* start DATASET EXTRACT *
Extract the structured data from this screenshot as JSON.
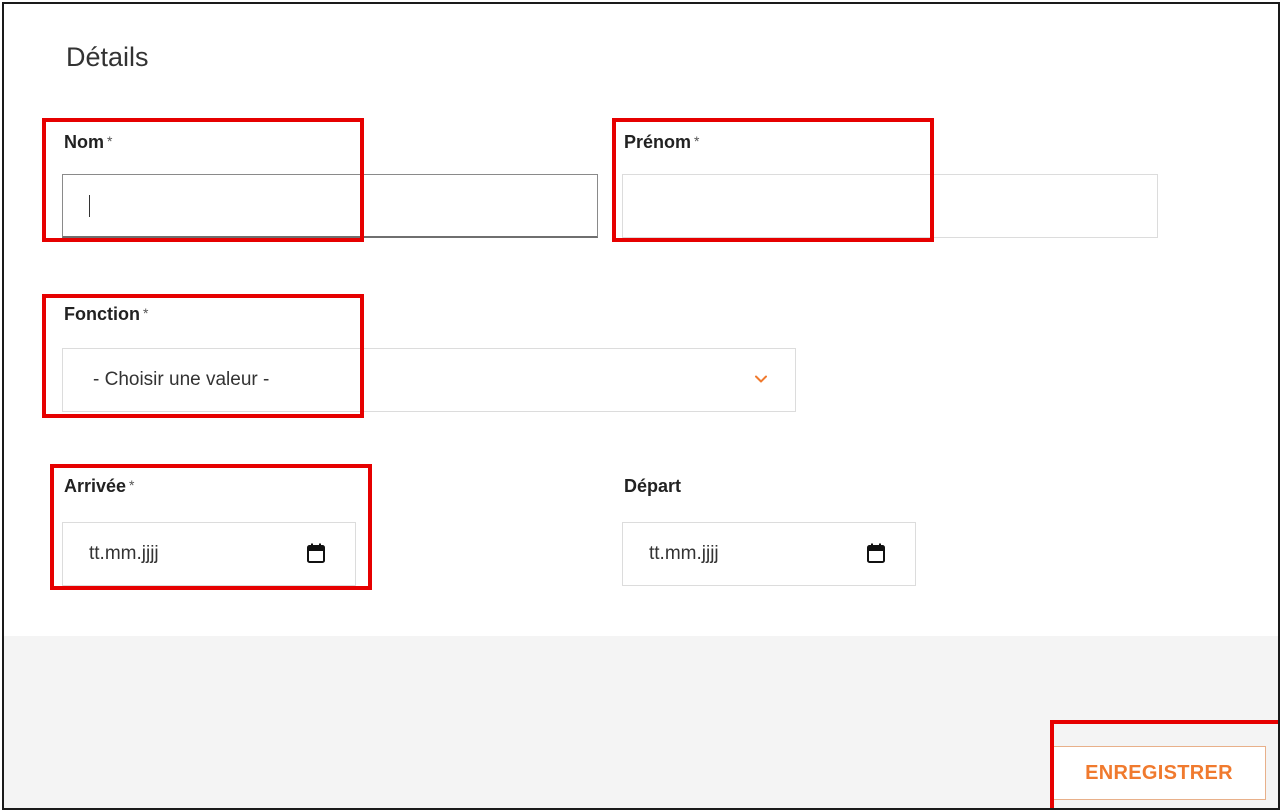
{
  "section": {
    "title": "Détails"
  },
  "form": {
    "required_mark": "*",
    "nom": {
      "label": "Nom",
      "value": ""
    },
    "prenom": {
      "label": "Prénom",
      "value": ""
    },
    "fonction": {
      "label": "Fonction",
      "selected": "- Choisir une valeur -"
    },
    "arrivee": {
      "label": "Arrivée",
      "placeholder": "tt.mm.jjjj"
    },
    "depart": {
      "label": "Départ",
      "placeholder": "tt.mm.jjjj"
    }
  },
  "footer": {
    "save_label": "ENREGISTRER"
  },
  "icons": {
    "dropdown": "chevron-down-icon",
    "calendar": "calendar-icon"
  },
  "colors": {
    "accent": "#f07a2e",
    "highlight": "#e60000",
    "footer_bg": "#f4f4f4"
  }
}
* end DATASET EXTRACT *
__SET TASK__.
The material above must be printed exactly, with its pictures left out.

__ANSWER TO THIS EXERCISE__.
Extract the structured data from this screenshot as JSON.
{
  "section": {
    "title": "Détails"
  },
  "form": {
    "required_mark": "*",
    "nom": {
      "label": "Nom",
      "value": ""
    },
    "prenom": {
      "label": "Prénom",
      "value": ""
    },
    "fonction": {
      "label": "Fonction",
      "selected": "- Choisir une valeur -"
    },
    "arrivee": {
      "label": "Arrivée",
      "placeholder": "tt.mm.jjjj"
    },
    "depart": {
      "label": "Départ",
      "placeholder": "tt.mm.jjjj"
    }
  },
  "footer": {
    "save_label": "ENREGISTRER"
  },
  "icons": {
    "dropdown": "chevron-down-icon",
    "calendar": "calendar-icon"
  },
  "colors": {
    "accent": "#f07a2e",
    "highlight": "#e60000",
    "footer_bg": "#f4f4f4"
  }
}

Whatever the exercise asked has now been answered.